**What this task involves**
Wherever the word "Triglycerde" appears in a line below, that line counts; report the total number of such lines only.

**Dataset entries**
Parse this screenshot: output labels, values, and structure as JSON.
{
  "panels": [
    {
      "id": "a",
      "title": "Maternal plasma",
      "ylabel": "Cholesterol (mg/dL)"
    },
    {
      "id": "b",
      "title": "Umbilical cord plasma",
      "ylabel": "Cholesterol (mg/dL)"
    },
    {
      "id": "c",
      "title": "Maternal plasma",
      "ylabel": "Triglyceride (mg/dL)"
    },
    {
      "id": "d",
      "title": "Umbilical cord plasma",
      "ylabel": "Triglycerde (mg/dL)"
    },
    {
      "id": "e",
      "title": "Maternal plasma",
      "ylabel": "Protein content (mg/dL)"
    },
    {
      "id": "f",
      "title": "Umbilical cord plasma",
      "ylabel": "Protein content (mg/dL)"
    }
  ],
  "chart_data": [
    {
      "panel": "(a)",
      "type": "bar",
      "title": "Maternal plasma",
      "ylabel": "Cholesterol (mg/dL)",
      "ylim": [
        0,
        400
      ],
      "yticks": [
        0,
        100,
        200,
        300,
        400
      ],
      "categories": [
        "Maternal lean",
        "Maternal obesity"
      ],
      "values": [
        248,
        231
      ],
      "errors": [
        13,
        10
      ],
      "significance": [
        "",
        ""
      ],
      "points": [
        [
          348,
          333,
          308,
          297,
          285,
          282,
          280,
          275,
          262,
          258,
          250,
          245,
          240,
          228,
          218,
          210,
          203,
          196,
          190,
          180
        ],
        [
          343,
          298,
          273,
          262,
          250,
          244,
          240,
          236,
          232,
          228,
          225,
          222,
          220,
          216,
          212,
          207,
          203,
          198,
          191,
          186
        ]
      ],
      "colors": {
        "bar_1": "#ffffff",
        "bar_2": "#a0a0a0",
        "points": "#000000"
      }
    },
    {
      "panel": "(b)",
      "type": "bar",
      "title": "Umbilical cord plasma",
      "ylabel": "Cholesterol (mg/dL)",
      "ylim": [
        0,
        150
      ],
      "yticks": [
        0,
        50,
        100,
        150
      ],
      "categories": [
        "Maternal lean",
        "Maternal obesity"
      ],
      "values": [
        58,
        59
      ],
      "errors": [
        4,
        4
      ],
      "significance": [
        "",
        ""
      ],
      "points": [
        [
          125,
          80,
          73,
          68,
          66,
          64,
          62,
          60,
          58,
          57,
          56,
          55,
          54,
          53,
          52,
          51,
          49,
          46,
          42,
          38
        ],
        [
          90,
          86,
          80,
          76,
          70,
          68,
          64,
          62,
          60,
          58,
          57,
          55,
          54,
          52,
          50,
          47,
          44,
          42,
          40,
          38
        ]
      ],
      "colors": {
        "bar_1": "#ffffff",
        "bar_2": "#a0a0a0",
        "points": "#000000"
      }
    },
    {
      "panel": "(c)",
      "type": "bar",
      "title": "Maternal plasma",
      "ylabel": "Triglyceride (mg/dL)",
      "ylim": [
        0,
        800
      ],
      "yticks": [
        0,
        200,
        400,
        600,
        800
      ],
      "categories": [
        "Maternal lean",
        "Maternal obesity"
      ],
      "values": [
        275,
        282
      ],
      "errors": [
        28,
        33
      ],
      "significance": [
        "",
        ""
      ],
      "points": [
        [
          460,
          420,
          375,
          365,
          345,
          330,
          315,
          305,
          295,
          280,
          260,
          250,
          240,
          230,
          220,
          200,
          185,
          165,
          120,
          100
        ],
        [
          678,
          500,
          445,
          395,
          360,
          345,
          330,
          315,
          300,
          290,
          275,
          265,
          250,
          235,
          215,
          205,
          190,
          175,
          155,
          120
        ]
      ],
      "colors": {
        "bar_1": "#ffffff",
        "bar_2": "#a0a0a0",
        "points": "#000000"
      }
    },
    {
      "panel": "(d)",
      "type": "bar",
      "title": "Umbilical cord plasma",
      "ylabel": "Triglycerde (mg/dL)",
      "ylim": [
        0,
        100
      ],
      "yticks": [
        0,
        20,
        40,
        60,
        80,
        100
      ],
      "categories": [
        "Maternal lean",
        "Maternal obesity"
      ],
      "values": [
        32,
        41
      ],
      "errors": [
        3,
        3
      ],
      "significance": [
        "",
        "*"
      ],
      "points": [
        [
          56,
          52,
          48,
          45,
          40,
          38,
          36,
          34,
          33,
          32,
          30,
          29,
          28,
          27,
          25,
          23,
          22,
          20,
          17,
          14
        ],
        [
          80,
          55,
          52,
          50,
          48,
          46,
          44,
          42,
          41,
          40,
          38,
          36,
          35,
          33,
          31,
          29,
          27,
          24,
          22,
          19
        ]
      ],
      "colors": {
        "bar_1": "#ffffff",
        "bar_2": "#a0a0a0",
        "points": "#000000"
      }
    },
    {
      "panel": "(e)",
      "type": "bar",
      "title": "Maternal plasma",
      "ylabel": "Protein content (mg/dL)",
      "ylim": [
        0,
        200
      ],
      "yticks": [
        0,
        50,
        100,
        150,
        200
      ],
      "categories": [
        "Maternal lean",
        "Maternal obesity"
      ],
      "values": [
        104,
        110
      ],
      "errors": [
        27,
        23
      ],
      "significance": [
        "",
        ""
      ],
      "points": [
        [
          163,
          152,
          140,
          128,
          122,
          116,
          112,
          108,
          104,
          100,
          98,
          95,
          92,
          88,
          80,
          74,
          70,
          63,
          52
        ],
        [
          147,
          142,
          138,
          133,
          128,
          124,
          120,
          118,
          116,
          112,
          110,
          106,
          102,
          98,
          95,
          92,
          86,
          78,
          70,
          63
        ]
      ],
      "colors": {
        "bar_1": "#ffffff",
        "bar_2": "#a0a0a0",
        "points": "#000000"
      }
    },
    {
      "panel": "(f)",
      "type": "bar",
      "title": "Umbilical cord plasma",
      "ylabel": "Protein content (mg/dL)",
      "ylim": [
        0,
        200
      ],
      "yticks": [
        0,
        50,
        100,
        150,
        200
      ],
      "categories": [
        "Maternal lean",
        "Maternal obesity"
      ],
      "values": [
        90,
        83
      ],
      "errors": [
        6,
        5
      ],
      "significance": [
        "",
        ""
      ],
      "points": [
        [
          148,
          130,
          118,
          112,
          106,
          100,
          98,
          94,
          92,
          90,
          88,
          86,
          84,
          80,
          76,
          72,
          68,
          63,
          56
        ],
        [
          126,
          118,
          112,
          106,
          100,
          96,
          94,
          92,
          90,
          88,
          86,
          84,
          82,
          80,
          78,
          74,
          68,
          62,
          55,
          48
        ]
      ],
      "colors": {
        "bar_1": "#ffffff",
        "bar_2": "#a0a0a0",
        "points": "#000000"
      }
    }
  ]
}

**Solved exercise**
2